# TASK INSTRUCTIONS:
Return the lines where the word "items" occurs.

# LISTING:

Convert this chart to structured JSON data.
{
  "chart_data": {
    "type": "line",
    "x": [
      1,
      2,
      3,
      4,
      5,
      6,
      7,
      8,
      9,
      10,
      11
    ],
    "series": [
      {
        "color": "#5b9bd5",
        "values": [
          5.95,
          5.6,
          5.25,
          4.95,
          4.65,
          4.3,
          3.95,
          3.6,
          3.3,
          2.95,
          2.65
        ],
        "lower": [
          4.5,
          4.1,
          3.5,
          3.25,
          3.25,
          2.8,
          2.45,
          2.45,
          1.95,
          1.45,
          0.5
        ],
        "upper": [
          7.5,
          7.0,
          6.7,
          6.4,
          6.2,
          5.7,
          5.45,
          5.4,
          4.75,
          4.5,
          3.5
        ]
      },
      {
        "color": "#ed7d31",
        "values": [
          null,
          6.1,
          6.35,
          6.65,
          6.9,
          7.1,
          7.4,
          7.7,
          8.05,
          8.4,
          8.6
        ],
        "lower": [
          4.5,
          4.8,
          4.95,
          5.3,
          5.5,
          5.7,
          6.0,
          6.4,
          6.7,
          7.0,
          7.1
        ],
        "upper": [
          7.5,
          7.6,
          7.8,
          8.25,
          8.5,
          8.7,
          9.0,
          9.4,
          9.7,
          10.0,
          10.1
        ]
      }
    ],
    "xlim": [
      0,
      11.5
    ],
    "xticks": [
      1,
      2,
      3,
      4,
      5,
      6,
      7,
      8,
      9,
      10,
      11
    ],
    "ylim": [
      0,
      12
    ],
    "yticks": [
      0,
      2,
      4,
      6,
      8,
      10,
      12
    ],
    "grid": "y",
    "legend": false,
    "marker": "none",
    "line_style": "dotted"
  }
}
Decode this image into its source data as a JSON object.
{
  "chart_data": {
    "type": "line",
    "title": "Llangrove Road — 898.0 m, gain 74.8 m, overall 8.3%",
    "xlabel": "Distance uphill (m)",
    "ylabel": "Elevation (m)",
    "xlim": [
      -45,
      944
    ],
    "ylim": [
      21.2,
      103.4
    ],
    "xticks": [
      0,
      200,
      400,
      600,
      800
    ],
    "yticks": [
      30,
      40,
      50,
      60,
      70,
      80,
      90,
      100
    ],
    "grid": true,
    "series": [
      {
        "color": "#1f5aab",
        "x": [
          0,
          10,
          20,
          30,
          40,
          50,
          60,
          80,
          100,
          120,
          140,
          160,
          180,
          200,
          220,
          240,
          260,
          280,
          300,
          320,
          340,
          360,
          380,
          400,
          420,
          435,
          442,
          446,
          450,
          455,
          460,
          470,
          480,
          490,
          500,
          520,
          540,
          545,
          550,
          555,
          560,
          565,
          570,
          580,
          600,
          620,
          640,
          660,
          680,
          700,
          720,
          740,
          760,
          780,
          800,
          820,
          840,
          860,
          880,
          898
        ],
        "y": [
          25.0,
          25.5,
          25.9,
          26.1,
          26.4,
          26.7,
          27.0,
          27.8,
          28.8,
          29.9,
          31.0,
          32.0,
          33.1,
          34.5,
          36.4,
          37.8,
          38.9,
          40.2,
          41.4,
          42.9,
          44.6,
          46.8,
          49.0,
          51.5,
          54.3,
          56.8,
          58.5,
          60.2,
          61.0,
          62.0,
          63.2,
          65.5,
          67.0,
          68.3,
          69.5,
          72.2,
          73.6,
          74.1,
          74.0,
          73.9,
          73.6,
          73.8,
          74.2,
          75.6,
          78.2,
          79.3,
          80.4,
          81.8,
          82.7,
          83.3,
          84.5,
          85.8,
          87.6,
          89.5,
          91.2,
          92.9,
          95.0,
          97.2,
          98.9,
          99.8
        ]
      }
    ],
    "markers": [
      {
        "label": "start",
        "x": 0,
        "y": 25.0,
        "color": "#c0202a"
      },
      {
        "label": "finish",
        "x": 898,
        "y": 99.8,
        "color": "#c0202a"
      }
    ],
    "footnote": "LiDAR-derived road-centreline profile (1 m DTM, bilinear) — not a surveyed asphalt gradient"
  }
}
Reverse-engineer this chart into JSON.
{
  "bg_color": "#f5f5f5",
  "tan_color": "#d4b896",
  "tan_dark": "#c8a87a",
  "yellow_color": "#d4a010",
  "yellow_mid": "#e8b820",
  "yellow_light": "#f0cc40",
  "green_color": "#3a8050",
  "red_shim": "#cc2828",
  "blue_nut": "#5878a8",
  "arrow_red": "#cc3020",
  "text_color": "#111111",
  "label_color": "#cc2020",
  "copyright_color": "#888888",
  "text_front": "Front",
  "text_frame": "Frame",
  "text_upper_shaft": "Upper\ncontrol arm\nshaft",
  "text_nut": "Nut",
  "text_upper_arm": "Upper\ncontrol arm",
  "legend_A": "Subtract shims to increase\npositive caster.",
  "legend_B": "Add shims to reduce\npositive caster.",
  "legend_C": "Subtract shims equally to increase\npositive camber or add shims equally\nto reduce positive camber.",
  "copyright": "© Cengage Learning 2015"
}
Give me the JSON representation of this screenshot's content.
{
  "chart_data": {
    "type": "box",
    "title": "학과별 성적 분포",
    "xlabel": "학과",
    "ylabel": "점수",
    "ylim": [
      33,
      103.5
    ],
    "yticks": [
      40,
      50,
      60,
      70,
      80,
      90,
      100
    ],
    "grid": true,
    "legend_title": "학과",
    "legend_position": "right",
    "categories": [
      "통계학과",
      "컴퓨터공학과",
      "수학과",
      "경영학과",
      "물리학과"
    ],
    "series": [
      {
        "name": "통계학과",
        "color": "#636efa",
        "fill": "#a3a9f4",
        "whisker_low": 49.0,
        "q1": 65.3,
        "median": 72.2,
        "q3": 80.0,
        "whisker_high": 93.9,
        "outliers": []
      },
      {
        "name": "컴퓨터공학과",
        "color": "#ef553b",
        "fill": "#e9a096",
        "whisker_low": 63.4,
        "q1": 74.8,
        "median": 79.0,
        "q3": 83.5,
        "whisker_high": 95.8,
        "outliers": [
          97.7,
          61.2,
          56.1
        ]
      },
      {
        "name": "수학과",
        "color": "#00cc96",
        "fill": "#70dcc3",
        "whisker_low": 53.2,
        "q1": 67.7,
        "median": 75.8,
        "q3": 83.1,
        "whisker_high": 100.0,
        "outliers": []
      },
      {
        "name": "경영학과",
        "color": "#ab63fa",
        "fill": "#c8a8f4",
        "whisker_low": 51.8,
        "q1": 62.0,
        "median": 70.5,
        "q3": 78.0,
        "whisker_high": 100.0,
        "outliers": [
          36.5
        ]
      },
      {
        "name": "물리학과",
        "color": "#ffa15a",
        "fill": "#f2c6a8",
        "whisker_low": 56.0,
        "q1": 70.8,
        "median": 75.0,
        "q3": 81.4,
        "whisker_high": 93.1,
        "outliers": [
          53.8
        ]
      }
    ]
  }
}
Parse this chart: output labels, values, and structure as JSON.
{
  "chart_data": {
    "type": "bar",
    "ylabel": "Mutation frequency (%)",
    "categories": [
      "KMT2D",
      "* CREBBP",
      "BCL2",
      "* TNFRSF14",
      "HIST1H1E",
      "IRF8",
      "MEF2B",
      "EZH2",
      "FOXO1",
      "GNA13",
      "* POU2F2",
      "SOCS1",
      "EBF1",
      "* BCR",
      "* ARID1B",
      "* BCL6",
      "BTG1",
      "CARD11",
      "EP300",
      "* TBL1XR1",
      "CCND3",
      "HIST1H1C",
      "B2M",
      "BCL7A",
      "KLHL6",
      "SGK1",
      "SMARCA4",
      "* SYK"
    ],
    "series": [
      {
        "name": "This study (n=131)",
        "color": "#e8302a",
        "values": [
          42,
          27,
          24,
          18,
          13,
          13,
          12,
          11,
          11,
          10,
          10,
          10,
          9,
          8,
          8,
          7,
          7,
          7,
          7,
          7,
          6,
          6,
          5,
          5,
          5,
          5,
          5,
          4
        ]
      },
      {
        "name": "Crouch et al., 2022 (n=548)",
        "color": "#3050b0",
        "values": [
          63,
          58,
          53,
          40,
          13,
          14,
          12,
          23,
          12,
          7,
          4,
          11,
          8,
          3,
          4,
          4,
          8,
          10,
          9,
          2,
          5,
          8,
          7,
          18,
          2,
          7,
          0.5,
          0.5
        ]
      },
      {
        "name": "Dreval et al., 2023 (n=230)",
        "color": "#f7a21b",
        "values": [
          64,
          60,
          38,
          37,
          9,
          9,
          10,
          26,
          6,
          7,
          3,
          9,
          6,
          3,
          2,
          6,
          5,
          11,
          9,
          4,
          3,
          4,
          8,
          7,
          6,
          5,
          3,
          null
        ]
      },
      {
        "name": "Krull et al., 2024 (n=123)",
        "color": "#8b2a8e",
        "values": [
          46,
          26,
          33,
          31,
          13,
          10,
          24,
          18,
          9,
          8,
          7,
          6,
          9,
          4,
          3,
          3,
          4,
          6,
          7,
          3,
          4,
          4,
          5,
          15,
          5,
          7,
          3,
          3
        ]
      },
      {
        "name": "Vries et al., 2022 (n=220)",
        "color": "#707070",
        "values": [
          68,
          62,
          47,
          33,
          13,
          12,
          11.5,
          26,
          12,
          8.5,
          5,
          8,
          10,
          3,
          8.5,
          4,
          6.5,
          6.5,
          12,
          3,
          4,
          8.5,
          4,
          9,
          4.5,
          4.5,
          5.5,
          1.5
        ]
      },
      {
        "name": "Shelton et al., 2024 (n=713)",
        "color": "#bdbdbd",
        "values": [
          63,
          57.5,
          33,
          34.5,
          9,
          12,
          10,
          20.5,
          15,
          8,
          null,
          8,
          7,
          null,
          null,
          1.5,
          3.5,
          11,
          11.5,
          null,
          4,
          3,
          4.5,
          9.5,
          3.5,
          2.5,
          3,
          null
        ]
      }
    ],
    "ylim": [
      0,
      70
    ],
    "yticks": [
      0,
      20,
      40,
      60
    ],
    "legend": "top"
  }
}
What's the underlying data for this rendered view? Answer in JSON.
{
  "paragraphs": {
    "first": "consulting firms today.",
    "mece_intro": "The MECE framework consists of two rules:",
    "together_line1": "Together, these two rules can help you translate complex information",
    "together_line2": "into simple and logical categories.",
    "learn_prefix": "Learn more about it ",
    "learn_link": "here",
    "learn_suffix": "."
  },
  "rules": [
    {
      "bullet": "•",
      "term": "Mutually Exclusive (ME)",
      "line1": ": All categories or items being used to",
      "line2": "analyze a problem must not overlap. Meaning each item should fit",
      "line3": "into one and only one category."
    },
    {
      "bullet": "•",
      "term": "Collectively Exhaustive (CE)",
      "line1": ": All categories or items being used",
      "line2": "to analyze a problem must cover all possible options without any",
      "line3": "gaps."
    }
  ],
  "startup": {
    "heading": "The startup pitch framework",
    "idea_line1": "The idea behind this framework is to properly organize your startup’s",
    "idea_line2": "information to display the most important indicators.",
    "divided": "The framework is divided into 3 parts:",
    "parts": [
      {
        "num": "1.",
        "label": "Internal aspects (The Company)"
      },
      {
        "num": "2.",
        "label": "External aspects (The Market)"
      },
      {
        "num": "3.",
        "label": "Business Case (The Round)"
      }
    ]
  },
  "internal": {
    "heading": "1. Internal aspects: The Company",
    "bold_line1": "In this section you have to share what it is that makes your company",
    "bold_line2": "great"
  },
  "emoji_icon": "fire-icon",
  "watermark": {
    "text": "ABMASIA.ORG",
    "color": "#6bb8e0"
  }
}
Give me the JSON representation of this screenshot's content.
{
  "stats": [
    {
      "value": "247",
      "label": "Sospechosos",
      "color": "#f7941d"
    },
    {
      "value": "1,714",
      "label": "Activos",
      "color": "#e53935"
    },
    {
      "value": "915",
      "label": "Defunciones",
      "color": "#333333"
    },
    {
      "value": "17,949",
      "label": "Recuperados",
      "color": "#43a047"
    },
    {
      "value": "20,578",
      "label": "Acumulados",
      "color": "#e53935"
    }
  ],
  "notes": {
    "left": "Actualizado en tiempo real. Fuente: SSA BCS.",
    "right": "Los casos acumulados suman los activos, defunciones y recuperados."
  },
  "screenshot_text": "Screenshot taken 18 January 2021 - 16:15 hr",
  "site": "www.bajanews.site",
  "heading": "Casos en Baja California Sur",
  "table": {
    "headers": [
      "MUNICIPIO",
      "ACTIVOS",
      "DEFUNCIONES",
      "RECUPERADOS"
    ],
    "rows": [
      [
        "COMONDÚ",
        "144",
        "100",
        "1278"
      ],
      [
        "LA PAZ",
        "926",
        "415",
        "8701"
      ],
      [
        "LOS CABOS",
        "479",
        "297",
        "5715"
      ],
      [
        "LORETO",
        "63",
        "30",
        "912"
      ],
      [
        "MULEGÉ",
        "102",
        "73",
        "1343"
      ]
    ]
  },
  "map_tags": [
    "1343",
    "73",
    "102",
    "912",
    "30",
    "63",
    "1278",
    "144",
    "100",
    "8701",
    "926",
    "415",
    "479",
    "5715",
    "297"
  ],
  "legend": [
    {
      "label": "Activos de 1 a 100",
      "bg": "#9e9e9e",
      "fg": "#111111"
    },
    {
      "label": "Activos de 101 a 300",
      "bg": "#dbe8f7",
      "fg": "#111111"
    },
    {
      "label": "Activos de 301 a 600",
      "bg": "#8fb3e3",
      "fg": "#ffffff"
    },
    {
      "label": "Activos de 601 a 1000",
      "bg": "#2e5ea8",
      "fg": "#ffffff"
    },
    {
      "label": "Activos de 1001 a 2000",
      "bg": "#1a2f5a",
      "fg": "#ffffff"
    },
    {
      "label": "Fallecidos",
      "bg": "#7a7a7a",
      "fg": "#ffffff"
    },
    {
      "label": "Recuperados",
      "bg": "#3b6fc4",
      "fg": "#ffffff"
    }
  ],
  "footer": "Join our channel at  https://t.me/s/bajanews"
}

# SOLUTION TO THE PROBLEM:
      "line1": ": All categories or items being used to",
      "line1": ": All categories or items being used",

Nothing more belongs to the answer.